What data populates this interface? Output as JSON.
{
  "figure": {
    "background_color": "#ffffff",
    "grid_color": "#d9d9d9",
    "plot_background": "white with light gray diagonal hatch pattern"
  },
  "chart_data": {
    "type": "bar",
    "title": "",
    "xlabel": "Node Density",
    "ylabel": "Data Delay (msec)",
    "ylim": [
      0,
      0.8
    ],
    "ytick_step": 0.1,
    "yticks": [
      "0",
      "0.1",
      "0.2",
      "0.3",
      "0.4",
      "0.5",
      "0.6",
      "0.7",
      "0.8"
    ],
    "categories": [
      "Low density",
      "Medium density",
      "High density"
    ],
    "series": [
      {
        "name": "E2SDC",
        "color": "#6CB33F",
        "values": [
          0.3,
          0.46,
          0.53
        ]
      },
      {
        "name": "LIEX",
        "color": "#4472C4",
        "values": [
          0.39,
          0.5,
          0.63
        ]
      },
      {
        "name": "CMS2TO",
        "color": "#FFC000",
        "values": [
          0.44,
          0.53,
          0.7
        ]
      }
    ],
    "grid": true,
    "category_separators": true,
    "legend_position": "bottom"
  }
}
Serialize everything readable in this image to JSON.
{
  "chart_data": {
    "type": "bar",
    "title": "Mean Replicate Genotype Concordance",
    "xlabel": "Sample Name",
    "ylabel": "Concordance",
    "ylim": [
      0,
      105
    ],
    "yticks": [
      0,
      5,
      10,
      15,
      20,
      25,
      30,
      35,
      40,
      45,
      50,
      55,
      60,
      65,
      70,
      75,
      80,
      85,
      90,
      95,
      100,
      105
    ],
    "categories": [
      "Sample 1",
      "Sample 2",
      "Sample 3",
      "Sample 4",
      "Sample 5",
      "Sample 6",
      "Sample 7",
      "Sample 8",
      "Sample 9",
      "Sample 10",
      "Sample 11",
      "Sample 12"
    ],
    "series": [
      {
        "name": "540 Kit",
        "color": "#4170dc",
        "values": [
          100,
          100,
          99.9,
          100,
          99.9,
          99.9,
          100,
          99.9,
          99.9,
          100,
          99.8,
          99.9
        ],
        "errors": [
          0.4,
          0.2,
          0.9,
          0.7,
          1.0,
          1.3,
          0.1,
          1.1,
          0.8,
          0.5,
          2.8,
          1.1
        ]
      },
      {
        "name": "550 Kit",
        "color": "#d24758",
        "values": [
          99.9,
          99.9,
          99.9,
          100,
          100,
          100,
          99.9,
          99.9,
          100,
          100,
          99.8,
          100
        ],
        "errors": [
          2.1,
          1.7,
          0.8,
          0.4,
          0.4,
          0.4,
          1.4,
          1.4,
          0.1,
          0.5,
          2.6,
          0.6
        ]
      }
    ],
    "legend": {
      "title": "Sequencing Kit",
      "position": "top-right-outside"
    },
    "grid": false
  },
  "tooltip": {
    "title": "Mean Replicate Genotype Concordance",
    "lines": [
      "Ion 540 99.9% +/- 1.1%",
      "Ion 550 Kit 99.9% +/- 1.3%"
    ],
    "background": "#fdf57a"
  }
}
···
Find the word "xlabel" in the data and copy out each line where it turns up.

Exercise response:
    "xlabel": "Node Density",
    "xlabel": "Sample Name",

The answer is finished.